====== DATA ======

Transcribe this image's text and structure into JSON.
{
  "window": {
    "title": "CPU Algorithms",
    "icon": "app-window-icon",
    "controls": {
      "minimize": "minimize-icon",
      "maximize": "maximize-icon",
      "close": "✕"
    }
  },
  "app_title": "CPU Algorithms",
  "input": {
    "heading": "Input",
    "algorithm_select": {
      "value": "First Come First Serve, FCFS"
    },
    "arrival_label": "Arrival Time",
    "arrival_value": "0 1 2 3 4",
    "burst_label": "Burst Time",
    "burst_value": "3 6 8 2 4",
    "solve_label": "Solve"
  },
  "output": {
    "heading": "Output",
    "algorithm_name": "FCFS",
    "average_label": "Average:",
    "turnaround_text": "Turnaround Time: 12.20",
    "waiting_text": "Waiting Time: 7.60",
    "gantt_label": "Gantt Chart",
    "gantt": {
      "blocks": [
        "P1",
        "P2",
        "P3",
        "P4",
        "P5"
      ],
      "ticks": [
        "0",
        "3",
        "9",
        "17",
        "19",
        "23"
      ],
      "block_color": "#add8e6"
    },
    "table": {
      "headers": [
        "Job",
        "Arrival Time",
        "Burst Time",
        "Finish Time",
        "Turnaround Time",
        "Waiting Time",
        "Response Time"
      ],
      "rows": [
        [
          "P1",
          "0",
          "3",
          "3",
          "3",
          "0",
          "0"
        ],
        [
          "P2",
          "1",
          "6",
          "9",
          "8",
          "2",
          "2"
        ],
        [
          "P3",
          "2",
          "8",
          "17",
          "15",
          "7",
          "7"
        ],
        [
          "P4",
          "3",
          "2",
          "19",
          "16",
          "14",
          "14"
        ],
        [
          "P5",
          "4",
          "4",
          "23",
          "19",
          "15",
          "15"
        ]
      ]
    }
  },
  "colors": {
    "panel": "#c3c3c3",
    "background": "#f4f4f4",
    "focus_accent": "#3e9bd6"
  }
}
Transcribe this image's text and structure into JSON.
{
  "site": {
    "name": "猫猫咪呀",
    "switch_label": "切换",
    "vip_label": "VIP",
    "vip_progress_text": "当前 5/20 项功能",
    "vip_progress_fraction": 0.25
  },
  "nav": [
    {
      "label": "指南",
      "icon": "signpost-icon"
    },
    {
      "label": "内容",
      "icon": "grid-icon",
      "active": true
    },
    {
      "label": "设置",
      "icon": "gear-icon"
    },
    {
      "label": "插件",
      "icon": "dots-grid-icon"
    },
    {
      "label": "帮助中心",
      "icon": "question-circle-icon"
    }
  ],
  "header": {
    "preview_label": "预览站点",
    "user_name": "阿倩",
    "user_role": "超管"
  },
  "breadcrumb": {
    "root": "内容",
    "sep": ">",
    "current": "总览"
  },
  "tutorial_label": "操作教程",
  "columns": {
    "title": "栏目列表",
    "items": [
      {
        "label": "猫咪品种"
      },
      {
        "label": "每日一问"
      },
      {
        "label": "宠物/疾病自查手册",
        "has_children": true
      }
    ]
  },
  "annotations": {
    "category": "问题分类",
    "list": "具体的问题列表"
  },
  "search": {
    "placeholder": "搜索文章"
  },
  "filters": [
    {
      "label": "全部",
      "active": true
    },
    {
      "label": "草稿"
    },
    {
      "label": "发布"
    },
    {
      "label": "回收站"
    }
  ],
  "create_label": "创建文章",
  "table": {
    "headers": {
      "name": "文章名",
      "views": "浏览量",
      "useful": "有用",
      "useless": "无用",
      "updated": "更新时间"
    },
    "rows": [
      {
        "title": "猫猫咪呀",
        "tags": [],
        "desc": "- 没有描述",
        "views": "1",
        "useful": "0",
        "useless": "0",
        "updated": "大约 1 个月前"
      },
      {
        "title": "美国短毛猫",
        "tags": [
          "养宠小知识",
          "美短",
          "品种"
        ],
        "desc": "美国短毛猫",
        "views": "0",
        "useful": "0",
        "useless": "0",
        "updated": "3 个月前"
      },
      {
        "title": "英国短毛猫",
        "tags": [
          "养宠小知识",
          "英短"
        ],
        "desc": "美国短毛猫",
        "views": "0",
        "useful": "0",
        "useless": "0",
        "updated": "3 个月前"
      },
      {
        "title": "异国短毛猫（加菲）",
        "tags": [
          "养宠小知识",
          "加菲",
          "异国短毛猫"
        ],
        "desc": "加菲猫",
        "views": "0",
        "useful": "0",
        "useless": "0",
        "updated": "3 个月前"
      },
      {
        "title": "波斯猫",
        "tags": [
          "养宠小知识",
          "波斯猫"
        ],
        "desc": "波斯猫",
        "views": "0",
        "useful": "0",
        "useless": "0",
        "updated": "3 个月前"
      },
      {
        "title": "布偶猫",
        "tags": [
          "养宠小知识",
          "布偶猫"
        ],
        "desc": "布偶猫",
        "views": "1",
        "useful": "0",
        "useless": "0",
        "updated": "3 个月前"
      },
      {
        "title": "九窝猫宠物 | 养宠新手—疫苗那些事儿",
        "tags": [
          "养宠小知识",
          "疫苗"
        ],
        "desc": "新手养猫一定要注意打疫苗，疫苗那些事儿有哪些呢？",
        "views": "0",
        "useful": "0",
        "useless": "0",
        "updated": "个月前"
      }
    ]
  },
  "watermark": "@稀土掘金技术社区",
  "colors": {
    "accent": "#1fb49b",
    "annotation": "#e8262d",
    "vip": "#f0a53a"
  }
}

======

Word for word, extract all the records.

Transcribe this image's text and structure into JSON.
{
  "window": {
    "title": "CPU Algorithms",
    "icon": "app-window-icon",
    "controls": {
      "minimize": "minimize-icon",
      "maximize": "maximize-icon",
      "close": "✕"
    }
  },
  "app_title": "CPU Algorithms",
  "input": {
    "heading": "Input",
    "algorithm_select": {
      "value": "First Come First Serve, FCFS"
    },
    "arrival_label": "Arrival Time",
    "arrival_value": "0 1 2 3 4",
    "burst_label": "Burst Time",
    "burst_value": "3 6 8 2 4",
    "solve_label": "Solve"
  },
  "output": {
    "heading": "Output",
    "algorithm_name": "FCFS",
    "average_label": "Average:",
    "turnaround_text": "Turnaround Time: 12.20",
    "waiting_text": "Waiting Time: 7.60",
    "gantt_label": "Gantt Chart",
    "gantt": {
      "blocks": [
        "P1",
        "P2",
        "P3",
        "P4",
        "P5"
      ],
      "ticks": [
        "0",
        "3",
        "9",
        "17",
        "19",
        "23"
      ],
      "block_color": "#add8e6"
    },
    "table": {
      "headers": [
        "Job",
        "Arrival Time",
        "Burst Time",
        "Finish Time",
        "Turnaround Time",
        "Waiting Time",
        "Response Time"
      ],
      "rows": [
        [
          "P1",
          "0",
          "3",
          "3",
          "3",
          "0",
          "0"
        ],
        [
          "P2",
          "1",
          "6",
          "9",
          "8",
          "2",
          "2"
        ],
        [
          "P3",
          "2",
          "8",
          "17",
          "15",
          "7",
          "7"
        ],
        [
          "P4",
          "3",
          "2",
          "19",
          "16",
          "14",
          "14"
        ],
        [
          "P5",
          "4",
          "4",
          "23",
          "19",
          "15",
          "15"
        ]
      ]
    }
  },
  "colors": {
    "panel": "#c3c3c3",
    "background": "#f4f4f4",
    "focus_accent": "#3e9bd6"
  }
}
Transcribe this image's text and structure into JSON.
{
  "site": {
    "name": "猫猫咪呀",
    "switch_label": "切换",
    "vip_label": "VIP",
    "vip_progress_text": "当前 5/20 项功能",
    "vip_progress_fraction": 0.25
  },
  "nav": [
    {
      "label": "指南",
      "icon": "signpost-icon"
    },
    {
      "label": "内容",
      "icon": "grid-icon",
      "active": true
    },
    {
      "label": "设置",
      "icon": "gear-icon"
    },
    {
      "label": "插件",
      "icon": "dots-grid-icon"
    },
    {
      "label": "帮助中心",
      "icon": "question-circle-icon"
    }
  ],
  "header": {
    "preview_label": "预览站点",
    "user_name": "阿倩",
    "user_role": "超管"
  },
  "breadcrumb": {
    "root": "内容",
    "sep": ">",
    "current": "总览"
  },
  "tutorial_label": "操作教程",
  "columns": {
    "title": "栏目列表",
    "items": [
      {
        "label": "猫咪品种"
      },
      {
        "label": "每日一问"
      },
      {
        "label": "宠物/疾病自查手册",
        "has_children": true
      }
    ]
  },
  "annotations": {
    "category": "问题分类",
    "list": "具体的问题列表"
  },
  "search": {
    "placeholder": "搜索文章"
  },
  "filters": [
    {
      "label": "全部",
      "active": true
    },
    {
      "label": "草稿"
    },
    {
      "label": "发布"
    },
    {
      "label": "回收站"
    }
  ],
  "create_label": "创建文章",
  "table": {
    "headers": {
      "name": "文章名",
      "views": "浏览量",
      "useful": "有用",
      "useless": "无用",
      "updated": "更新时间"
    },
    "rows": [
      {
        "title": "猫猫咪呀",
        "tags": [],
        "desc": "- 没有描述",
        "views": "1",
        "useful": "0",
        "useless": "0",
        "updated": "大约 1 个月前"
      },
      {
        "title": "美国短毛猫",
        "tags": [
          "养宠小知识",
          "美短",
          "品种"
        ],
        "desc": "美国短毛猫",
        "views": "0",
        "useful": "0",
        "useless": "0",
        "updated": "3 个月前"
      },
      {
        "title": "英国短毛猫",
        "tags": [
          "养宠小知识",
          "英短"
        ],
        "desc": "美国短毛猫",
        "views": "0",
        "useful": "0",
        "useless": "0",
        "updated": "3 个月前"
      },
      {
        "title": "异国短毛猫（加菲）",
        "tags": [
          "养宠小知识",
          "加菲",
          "异国短毛猫"
        ],
        "desc": "加菲猫",
        "views": "0",
        "useful": "0",
        "useless": "0",
        "updated": "3 个月前"
      },
      {
        "title": "波斯猫",
        "tags": [
          "养宠小知识",
          "波斯猫"
        ],
        "desc": "波斯猫",
        "views": "0",
        "useful": "0",
        "useless": "0",
        "updated": "3 个月前"
      },
      {
        "title": "布偶猫",
        "tags": [
          "养宠小知识",
          "布偶猫"
        ],
        "desc": "布偶猫",
        "views": "1",
        "useful": "0",
        "useless": "0",
        "updated": "3 个月前"
      },
      {
        "title": "九窝猫宠物 | 养宠新手—疫苗那些事儿",
        "tags": [
          "养宠小知识",
          "疫苗"
        ],
        "desc": "新手养猫一定要注意打疫苗，疫苗那些事儿有哪些呢？",
        "views": "0",
        "useful": "0",
        "useless": "0",
        "updated": "个月前"
      }
    ]
  },
  "watermark": "@稀土掘金技术社区",
  "colors": {
    "accent": "#1fb49b",
    "annotation": "#e8262d",
    "vip": "#f0a53a"
  }
}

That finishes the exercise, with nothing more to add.